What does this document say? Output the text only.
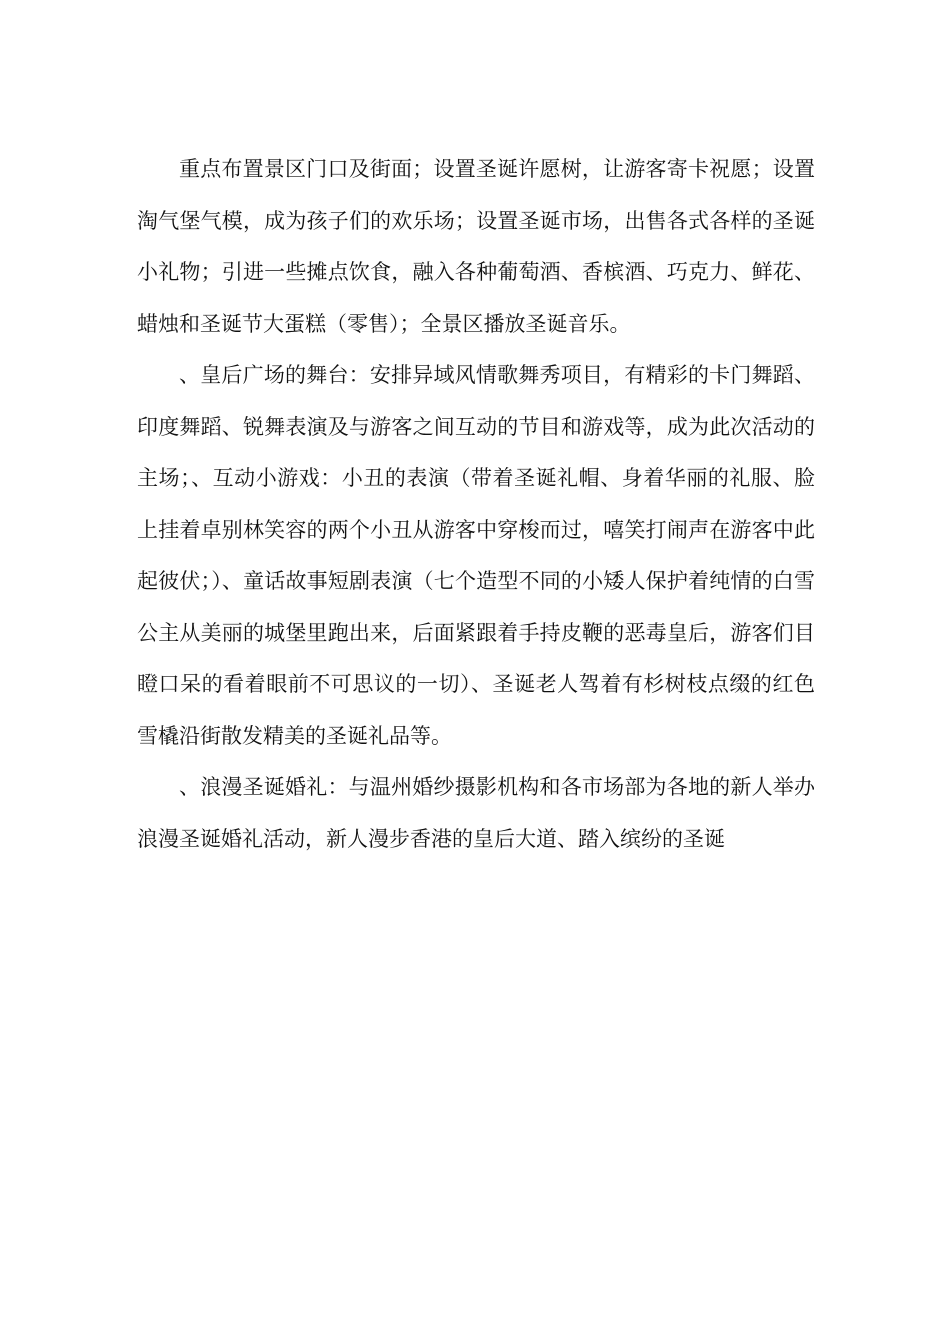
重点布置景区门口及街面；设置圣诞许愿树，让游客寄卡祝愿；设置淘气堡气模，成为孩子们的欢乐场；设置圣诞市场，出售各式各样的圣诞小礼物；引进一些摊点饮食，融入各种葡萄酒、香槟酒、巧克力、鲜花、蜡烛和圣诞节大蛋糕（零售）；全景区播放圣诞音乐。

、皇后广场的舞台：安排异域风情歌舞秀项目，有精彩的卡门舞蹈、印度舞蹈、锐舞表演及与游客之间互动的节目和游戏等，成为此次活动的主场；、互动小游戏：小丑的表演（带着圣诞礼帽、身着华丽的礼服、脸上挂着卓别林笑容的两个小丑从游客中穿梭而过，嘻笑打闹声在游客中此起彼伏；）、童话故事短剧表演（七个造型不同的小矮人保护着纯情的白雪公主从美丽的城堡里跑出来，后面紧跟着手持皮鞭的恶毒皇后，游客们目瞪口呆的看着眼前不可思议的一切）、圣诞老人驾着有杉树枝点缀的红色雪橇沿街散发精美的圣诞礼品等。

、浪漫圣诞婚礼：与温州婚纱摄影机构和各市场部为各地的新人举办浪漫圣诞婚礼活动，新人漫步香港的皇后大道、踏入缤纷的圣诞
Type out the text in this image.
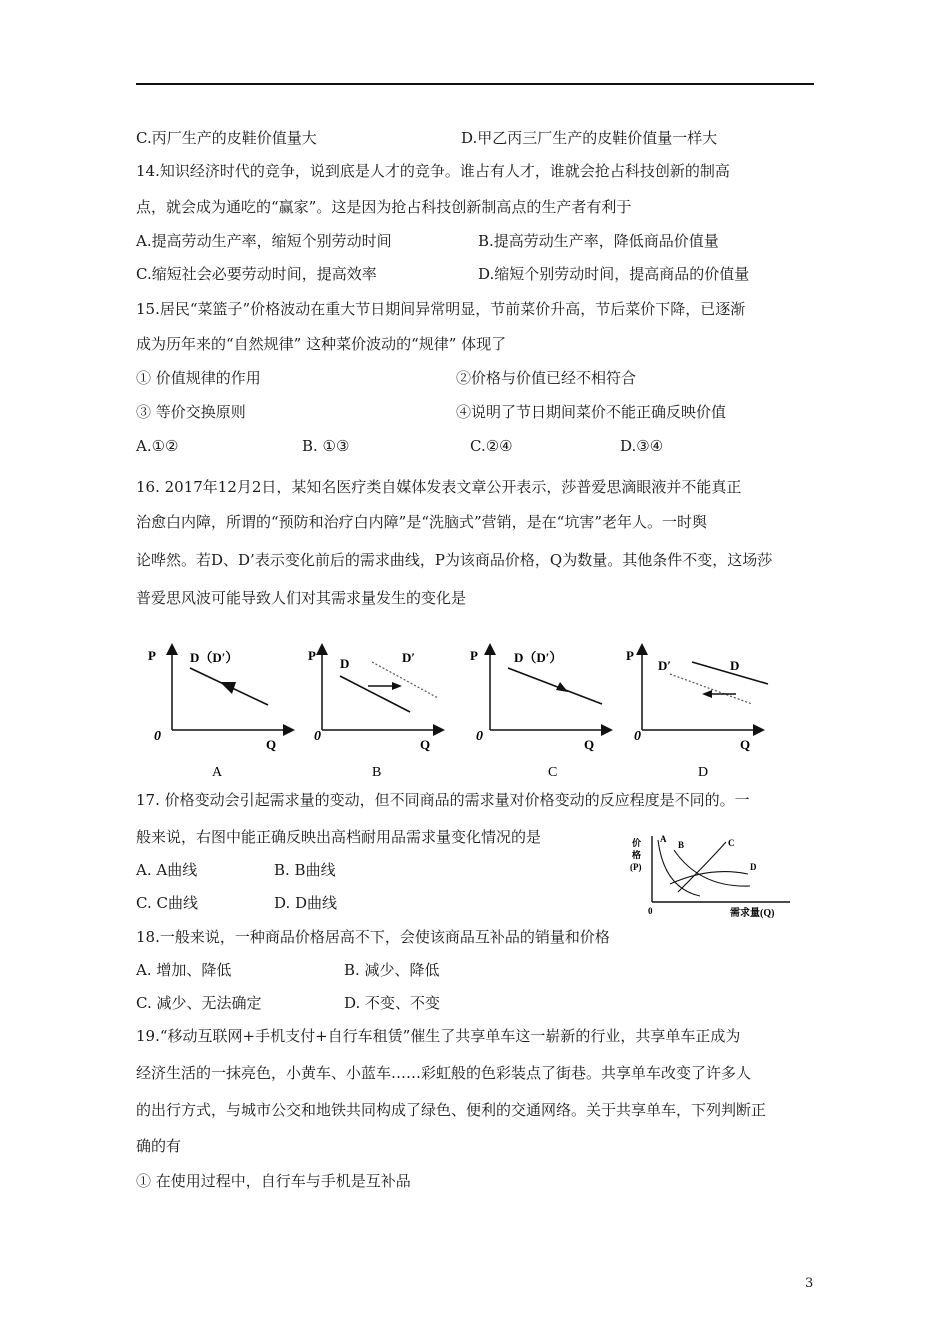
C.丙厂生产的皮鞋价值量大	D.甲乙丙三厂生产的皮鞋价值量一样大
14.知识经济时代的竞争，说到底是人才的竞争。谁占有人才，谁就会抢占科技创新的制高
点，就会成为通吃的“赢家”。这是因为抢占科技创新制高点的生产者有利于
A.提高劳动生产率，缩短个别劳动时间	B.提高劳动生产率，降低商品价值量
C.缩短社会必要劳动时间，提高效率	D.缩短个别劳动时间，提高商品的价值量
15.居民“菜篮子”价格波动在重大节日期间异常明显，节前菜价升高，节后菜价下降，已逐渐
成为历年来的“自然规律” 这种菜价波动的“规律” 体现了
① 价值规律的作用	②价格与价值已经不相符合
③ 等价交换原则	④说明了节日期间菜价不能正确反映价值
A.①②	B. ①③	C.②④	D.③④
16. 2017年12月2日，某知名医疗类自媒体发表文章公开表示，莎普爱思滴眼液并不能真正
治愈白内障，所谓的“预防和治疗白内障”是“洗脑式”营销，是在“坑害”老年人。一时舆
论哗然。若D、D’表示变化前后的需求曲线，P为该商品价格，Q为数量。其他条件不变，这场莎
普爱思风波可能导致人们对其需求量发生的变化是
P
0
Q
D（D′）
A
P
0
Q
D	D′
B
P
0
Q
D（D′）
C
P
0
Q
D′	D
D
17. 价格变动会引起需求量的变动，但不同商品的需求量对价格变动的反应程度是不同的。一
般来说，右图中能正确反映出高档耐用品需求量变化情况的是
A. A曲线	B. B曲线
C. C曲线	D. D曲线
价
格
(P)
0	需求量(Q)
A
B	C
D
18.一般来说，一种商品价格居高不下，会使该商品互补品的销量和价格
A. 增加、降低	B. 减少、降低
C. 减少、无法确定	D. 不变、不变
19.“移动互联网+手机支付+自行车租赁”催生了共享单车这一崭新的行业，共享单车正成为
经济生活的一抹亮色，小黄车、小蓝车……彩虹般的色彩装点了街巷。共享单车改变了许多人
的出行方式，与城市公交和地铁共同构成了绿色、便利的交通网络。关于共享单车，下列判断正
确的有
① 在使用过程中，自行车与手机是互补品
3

━━━━━━━━

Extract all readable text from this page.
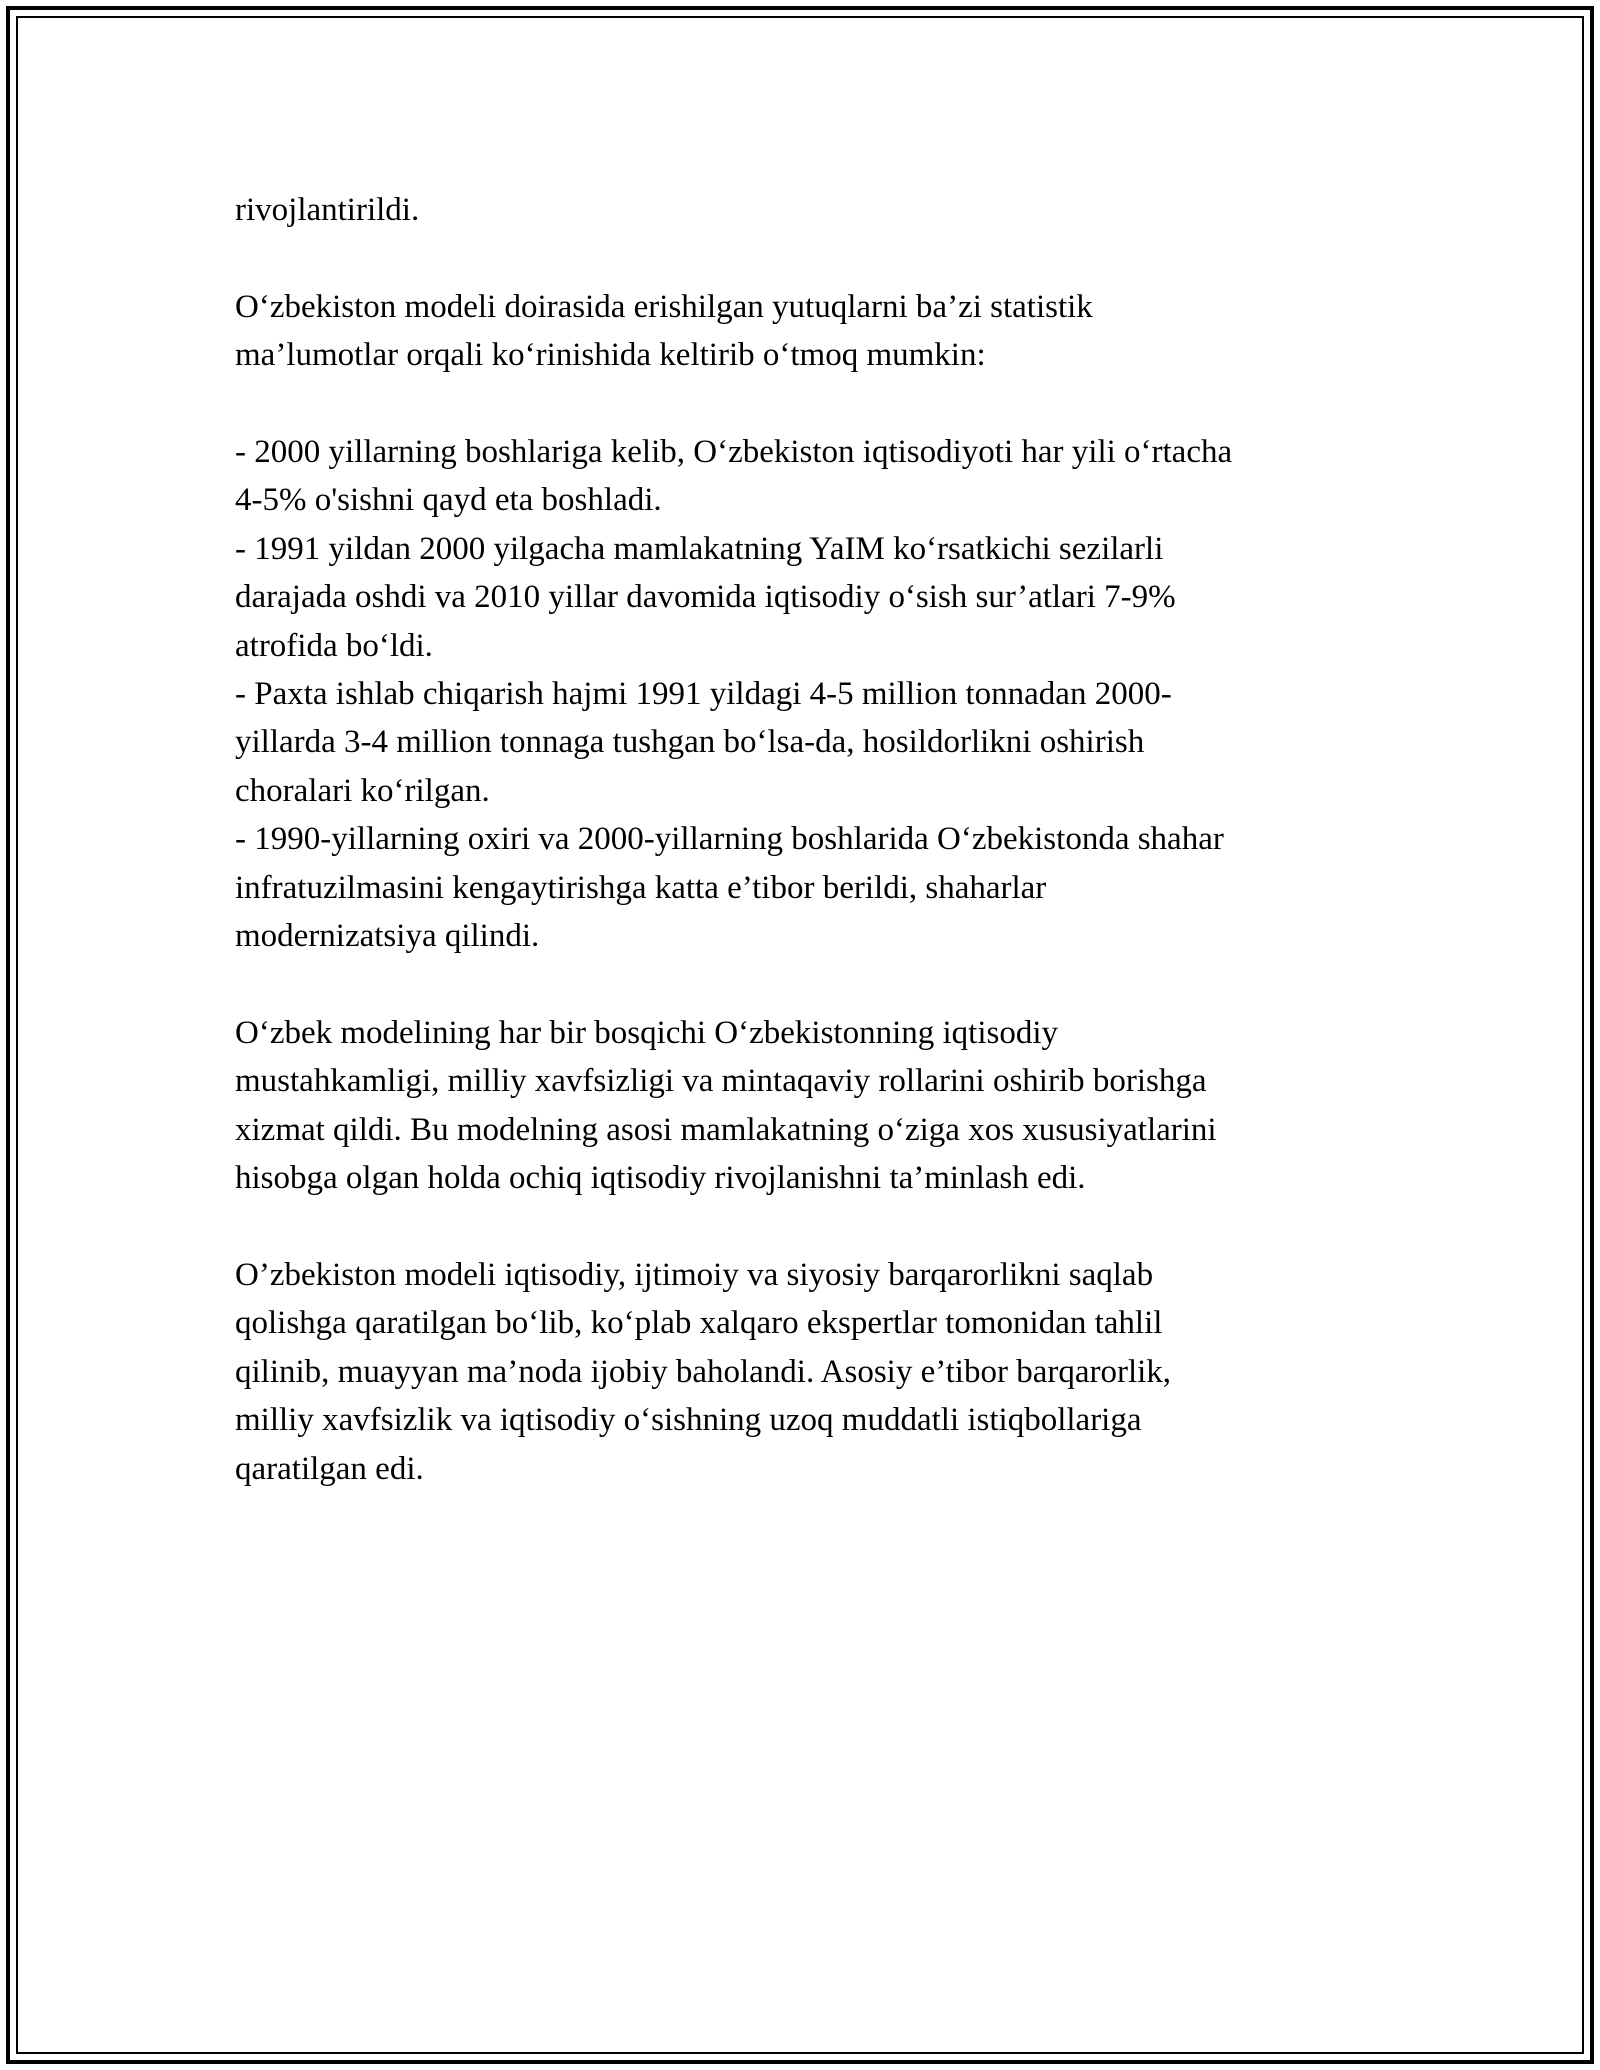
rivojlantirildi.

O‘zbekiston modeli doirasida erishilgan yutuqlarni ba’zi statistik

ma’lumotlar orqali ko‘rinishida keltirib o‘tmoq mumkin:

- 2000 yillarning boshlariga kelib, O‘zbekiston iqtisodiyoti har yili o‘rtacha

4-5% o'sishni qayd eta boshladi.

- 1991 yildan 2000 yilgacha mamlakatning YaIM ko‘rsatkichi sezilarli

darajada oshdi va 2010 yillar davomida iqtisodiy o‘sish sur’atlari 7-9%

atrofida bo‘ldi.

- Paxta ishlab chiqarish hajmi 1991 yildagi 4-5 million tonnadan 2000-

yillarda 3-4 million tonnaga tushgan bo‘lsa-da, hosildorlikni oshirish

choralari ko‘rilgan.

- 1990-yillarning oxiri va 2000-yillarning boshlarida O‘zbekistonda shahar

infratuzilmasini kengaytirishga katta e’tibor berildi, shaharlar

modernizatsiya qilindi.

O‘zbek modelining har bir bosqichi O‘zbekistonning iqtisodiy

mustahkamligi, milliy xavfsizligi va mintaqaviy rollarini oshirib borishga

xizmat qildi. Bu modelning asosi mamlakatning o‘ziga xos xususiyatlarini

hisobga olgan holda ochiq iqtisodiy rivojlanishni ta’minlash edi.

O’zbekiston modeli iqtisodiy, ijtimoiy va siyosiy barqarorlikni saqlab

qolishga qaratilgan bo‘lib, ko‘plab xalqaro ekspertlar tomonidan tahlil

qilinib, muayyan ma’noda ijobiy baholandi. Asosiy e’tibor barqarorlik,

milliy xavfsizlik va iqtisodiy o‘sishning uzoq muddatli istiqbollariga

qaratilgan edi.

━━━━━━━━

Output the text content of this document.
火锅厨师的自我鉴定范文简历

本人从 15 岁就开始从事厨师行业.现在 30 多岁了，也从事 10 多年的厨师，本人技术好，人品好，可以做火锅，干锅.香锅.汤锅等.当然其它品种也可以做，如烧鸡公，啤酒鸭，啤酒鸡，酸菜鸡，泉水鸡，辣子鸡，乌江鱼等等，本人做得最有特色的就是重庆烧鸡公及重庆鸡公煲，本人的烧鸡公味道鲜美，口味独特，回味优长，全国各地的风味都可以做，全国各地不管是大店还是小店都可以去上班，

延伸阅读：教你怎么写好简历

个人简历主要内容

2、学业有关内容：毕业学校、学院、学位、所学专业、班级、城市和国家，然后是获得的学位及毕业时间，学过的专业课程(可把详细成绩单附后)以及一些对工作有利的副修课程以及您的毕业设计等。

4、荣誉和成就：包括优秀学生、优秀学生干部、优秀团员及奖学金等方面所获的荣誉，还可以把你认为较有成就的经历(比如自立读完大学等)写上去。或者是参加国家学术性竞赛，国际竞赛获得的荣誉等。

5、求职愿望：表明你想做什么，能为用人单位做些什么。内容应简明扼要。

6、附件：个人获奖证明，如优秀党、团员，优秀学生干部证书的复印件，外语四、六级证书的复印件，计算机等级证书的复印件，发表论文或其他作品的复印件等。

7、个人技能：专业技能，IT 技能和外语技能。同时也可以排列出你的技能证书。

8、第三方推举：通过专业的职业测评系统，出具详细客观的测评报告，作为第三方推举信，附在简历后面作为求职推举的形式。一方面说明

━━━━━━━━

◆ Task brief
Read the lines above. Gather those in which the string "Output" is found.

◆ Written answer
What does this document say? Output the text only.
Output the text content of this document.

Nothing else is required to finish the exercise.